## Start Task input

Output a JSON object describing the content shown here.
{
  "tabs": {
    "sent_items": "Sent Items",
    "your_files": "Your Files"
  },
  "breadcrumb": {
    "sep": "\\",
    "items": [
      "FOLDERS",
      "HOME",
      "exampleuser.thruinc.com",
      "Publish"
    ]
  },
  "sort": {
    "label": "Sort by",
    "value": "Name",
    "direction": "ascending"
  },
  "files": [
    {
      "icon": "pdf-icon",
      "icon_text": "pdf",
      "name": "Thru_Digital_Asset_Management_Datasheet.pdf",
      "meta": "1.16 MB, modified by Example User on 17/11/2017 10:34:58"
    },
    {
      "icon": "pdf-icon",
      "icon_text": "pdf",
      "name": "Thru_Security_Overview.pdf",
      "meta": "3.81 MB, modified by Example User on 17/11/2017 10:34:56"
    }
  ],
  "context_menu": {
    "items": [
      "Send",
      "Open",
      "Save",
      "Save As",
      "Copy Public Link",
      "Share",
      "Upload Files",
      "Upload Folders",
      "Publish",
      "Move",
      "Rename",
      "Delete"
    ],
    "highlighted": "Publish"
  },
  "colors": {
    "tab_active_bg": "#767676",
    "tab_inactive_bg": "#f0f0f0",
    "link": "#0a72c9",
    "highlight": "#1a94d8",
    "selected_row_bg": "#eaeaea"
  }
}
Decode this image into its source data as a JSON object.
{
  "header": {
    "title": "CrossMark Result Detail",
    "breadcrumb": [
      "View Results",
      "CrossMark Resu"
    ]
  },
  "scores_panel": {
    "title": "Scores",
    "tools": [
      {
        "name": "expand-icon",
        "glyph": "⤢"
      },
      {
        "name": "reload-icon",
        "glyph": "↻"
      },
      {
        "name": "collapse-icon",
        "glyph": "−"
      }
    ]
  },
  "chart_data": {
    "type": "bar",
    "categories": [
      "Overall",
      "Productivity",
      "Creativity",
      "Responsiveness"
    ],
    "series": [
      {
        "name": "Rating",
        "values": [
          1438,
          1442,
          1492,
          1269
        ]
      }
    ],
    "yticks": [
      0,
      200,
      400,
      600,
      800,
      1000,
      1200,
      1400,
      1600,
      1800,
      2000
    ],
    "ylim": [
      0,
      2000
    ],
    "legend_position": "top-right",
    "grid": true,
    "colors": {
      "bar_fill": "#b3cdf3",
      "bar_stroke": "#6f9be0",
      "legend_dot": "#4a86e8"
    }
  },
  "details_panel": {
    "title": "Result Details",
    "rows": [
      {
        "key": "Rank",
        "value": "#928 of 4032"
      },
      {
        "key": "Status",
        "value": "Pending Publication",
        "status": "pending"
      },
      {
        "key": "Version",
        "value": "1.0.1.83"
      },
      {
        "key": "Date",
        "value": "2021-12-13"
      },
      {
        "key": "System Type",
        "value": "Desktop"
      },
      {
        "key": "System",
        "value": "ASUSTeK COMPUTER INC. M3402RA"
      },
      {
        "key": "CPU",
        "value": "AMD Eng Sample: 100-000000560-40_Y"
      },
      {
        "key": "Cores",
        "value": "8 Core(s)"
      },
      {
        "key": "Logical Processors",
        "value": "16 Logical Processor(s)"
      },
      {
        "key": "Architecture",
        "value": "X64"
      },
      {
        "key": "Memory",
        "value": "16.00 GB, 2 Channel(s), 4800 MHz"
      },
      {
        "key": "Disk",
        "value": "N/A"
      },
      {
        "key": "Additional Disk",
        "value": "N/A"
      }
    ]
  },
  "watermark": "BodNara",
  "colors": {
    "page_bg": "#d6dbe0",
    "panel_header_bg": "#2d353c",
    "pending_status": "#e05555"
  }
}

## End Task input

§ Set exercise: Every record above must be duplicated exactly.

§ Result:
Output a JSON object describing the content shown here.
{
  "tabs": {
    "sent_items": "Sent Items",
    "your_files": "Your Files"
  },
  "breadcrumb": {
    "sep": "\\",
    "items": [
      "FOLDERS",
      "HOME",
      "exampleuser.thruinc.com",
      "Publish"
    ]
  },
  "sort": {
    "label": "Sort by",
    "value": "Name",
    "direction": "ascending"
  },
  "files": [
    {
      "icon": "pdf-icon",
      "icon_text": "pdf",
      "name": "Thru_Digital_Asset_Management_Datasheet.pdf",
      "meta": "1.16 MB, modified by Example User on 17/11/2017 10:34:58"
    },
    {
      "icon": "pdf-icon",
      "icon_text": "pdf",
      "name": "Thru_Security_Overview.pdf",
      "meta": "3.81 MB, modified by Example User on 17/11/2017 10:34:56"
    }
  ],
  "context_menu": {
    "items": [
      "Send",
      "Open",
      "Save",
      "Save As",
      "Copy Public Link",
      "Share",
      "Upload Files",
      "Upload Folders",
      "Publish",
      "Move",
      "Rename",
      "Delete"
    ],
    "highlighted": "Publish"
  },
  "colors": {
    "tab_active_bg": "#767676",
    "tab_inactive_bg": "#f0f0f0",
    "link": "#0a72c9",
    "highlight": "#1a94d8",
    "selected_row_bg": "#eaeaea"
  }
}
Decode this image into its source data as a JSON object.
{
  "header": {
    "title": "CrossMark Result Detail",
    "breadcrumb": [
      "View Results",
      "CrossMark Resu"
    ]
  },
  "scores_panel": {
    "title": "Scores",
    "tools": [
      {
        "name": "expand-icon",
        "glyph": "⤢"
      },
      {
        "name": "reload-icon",
        "glyph": "↻"
      },
      {
        "name": "collapse-icon",
        "glyph": "−"
      }
    ]
  },
  "chart_data": {
    "type": "bar",
    "categories": [
      "Overall",
      "Productivity",
      "Creativity",
      "Responsiveness"
    ],
    "series": [
      {
        "name": "Rating",
        "values": [
          1438,
          1442,
          1492,
          1269
        ]
      }
    ],
    "yticks": [
      0,
      200,
      400,
      600,
      800,
      1000,
      1200,
      1400,
      1600,
      1800,
      2000
    ],
    "ylim": [
      0,
      2000
    ],
    "legend_position": "top-right",
    "grid": true,
    "colors": {
      "bar_fill": "#b3cdf3",
      "bar_stroke": "#6f9be0",
      "legend_dot": "#4a86e8"
    }
  },
  "details_panel": {
    "title": "Result Details",
    "rows": [
      {
        "key": "Rank",
        "value": "#928 of 4032"
      },
      {
        "key": "Status",
        "value": "Pending Publication",
        "status": "pending"
      },
      {
        "key": "Version",
        "value": "1.0.1.83"
      },
      {
        "key": "Date",
        "value": "2021-12-13"
      },
      {
        "key": "System Type",
        "value": "Desktop"
      },
      {
        "key": "System",
        "value": "ASUSTeK COMPUTER INC. M3402RA"
      },
      {
        "key": "CPU",
        "value": "AMD Eng Sample: 100-000000560-40_Y"
      },
      {
        "key": "Cores",
        "value": "8 Core(s)"
      },
      {
        "key": "Logical Processors",
        "value": "16 Logical Processor(s)"
      },
      {
        "key": "Architecture",
        "value": "X64"
      },
      {
        "key": "Memory",
        "value": "16.00 GB, 2 Channel(s), 4800 MHz"
      },
      {
        "key": "Disk",
        "value": "N/A"
      },
      {
        "key": "Additional Disk",
        "value": "N/A"
      }
    ]
  },
  "watermark": "BodNara",
  "colors": {
    "page_bg": "#d6dbe0",
    "panel_header_bg": "#2d353c",
    "pending_status": "#e05555"
  }
}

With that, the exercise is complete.